- [TASK PROMPT]: Extract every line that contains the word "title".

- [Items from a figure collection]:
##########

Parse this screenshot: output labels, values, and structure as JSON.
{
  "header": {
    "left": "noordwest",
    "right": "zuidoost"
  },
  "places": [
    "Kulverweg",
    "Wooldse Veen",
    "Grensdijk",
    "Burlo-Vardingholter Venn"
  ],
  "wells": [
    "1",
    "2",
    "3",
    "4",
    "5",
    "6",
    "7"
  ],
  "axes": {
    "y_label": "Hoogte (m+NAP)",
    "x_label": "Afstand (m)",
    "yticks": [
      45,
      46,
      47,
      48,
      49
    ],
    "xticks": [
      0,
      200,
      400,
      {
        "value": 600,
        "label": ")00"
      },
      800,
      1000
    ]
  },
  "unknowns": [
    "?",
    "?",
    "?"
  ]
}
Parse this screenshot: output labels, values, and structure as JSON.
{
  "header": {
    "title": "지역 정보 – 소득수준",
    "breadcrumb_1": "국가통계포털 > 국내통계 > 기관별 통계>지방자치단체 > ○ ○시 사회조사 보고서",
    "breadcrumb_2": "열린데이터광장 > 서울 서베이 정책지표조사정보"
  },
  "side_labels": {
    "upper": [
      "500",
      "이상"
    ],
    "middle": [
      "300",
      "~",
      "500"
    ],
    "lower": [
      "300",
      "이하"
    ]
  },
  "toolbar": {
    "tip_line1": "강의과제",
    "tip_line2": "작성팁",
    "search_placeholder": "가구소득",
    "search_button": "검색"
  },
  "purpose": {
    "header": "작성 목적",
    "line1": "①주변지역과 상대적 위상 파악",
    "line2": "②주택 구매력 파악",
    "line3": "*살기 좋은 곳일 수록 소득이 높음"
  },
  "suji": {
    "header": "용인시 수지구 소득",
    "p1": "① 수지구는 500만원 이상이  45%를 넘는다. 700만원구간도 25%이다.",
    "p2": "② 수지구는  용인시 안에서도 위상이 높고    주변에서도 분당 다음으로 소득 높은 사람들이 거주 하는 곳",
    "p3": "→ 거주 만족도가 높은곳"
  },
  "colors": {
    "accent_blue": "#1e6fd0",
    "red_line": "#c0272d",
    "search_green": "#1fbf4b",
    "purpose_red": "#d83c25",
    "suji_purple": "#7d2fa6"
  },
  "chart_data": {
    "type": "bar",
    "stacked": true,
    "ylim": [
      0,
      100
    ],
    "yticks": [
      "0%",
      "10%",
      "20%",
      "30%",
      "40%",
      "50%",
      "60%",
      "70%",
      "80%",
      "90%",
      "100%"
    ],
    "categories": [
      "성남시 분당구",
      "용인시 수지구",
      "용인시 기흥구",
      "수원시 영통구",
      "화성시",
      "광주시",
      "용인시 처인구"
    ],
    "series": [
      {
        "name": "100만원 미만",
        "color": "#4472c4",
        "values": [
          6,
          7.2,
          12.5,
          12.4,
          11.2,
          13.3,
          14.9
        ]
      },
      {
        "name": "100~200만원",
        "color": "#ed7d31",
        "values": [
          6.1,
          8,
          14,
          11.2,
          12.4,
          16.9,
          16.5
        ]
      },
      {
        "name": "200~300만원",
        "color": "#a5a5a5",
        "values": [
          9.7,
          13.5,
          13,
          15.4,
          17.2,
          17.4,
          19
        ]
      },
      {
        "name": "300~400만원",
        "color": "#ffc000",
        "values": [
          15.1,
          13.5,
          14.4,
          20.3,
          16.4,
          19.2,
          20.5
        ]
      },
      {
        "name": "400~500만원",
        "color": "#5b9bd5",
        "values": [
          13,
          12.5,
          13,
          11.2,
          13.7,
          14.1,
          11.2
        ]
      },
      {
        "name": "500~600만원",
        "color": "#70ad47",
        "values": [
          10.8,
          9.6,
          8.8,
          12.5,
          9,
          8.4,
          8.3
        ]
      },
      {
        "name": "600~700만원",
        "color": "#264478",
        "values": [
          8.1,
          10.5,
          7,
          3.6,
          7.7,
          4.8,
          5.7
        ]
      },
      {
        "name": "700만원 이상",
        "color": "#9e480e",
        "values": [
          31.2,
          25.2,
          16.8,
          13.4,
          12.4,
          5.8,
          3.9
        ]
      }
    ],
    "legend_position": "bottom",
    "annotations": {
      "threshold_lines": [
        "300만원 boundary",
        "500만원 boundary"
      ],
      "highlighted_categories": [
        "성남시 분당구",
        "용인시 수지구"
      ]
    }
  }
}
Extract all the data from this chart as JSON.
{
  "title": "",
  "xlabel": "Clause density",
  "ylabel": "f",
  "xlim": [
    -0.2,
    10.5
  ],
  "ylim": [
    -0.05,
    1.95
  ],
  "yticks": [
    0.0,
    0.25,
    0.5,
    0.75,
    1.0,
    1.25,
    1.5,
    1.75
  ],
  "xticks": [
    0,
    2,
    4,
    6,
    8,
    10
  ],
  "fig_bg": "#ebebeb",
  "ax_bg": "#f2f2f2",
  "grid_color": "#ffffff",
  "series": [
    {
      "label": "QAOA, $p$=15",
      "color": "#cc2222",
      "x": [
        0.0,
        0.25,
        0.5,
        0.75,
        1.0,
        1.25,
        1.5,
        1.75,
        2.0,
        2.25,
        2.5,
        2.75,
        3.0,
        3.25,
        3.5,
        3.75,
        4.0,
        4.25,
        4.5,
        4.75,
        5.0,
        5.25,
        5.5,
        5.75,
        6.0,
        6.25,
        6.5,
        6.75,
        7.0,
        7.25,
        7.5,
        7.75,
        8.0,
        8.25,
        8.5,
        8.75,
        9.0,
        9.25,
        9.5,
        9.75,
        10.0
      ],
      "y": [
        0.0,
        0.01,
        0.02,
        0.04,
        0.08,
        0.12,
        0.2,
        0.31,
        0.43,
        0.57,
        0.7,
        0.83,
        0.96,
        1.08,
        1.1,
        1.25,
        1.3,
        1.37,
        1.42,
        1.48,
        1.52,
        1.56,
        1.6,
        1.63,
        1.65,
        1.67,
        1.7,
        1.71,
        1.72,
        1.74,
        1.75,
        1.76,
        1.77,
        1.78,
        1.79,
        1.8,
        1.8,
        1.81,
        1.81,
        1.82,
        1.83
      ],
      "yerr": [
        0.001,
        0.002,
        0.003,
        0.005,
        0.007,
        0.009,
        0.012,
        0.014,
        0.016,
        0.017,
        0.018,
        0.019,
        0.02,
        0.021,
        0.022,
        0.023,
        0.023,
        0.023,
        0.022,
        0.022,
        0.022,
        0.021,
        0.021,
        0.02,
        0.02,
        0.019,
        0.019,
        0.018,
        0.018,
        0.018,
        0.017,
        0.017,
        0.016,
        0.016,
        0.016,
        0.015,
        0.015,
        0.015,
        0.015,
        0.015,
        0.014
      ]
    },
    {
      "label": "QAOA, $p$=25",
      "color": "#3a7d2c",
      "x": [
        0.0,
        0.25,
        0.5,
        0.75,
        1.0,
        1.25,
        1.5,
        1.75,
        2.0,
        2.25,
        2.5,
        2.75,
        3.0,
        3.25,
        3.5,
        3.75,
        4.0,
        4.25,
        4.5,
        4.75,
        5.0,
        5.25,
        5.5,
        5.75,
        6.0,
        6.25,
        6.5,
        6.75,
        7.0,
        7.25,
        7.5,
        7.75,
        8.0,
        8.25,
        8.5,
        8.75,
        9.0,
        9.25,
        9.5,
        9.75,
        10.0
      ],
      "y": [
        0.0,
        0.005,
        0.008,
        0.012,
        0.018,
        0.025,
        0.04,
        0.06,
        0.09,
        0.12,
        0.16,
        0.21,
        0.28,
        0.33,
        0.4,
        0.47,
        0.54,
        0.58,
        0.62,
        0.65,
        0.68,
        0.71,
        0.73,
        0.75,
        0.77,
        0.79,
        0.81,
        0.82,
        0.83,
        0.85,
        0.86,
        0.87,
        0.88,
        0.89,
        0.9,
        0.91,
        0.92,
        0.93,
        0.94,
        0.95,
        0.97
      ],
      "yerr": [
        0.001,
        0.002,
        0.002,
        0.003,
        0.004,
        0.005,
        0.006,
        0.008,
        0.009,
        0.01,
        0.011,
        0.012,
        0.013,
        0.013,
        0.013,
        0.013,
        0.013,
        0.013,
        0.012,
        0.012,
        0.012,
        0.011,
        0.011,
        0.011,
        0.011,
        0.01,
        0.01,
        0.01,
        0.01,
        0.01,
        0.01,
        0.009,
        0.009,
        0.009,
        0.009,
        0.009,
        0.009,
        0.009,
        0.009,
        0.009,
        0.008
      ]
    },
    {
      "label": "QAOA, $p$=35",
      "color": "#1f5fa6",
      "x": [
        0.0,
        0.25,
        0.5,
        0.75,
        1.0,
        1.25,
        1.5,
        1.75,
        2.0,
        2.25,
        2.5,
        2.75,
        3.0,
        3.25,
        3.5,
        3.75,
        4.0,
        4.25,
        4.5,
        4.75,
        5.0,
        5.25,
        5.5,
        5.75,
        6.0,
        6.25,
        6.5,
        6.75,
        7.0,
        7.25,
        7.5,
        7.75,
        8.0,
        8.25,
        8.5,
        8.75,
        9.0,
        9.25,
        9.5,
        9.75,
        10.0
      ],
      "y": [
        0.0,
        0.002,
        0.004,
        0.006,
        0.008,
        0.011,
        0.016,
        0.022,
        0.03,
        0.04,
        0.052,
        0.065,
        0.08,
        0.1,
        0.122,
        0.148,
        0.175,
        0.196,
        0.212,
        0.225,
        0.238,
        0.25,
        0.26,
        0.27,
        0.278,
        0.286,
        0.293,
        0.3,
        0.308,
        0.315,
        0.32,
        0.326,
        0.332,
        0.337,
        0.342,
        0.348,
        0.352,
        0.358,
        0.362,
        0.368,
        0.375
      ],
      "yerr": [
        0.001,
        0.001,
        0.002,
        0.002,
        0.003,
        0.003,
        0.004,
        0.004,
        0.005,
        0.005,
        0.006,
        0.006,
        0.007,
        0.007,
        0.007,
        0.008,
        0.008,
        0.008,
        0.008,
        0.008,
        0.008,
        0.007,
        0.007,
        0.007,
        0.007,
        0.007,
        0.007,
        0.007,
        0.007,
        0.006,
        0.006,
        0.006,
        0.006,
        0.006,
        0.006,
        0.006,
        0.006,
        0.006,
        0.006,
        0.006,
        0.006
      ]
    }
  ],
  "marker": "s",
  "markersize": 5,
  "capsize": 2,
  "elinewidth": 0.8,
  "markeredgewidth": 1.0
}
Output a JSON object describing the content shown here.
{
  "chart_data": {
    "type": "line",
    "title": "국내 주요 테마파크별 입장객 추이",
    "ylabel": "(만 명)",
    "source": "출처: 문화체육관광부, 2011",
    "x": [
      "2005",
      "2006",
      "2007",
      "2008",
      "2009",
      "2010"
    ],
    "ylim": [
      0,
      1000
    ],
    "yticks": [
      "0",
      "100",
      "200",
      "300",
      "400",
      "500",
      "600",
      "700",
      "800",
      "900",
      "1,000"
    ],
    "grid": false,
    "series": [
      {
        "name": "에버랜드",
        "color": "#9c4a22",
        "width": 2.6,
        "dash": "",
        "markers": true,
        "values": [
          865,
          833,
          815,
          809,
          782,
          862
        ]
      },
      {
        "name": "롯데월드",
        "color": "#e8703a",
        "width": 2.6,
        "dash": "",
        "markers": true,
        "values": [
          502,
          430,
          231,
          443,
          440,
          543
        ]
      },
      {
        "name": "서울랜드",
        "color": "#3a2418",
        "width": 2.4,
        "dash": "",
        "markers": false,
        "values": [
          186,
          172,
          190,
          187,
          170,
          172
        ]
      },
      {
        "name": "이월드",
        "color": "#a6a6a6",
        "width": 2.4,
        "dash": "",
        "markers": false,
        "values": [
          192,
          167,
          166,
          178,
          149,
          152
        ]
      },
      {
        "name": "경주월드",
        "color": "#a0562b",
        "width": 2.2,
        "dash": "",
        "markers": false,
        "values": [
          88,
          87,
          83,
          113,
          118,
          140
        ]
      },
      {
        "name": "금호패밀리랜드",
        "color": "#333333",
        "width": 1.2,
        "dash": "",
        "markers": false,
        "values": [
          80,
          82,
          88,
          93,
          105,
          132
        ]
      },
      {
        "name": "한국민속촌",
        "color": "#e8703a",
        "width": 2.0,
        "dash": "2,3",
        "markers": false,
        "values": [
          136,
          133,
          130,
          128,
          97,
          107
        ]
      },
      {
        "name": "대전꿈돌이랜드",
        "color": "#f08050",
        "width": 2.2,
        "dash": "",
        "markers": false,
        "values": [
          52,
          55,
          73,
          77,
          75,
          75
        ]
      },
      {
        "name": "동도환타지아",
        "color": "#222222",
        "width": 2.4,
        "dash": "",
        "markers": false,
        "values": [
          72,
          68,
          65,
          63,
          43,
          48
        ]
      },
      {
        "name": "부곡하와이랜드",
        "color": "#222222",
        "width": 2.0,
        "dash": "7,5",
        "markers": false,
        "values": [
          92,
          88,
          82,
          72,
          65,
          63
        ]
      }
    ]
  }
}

##########

- [ANSWER TO THE TASK]:
    "title": "지역 정보 – 소득수준",
  "title": "",
    "title": "국내 주요 테마파크별 입장객 추이",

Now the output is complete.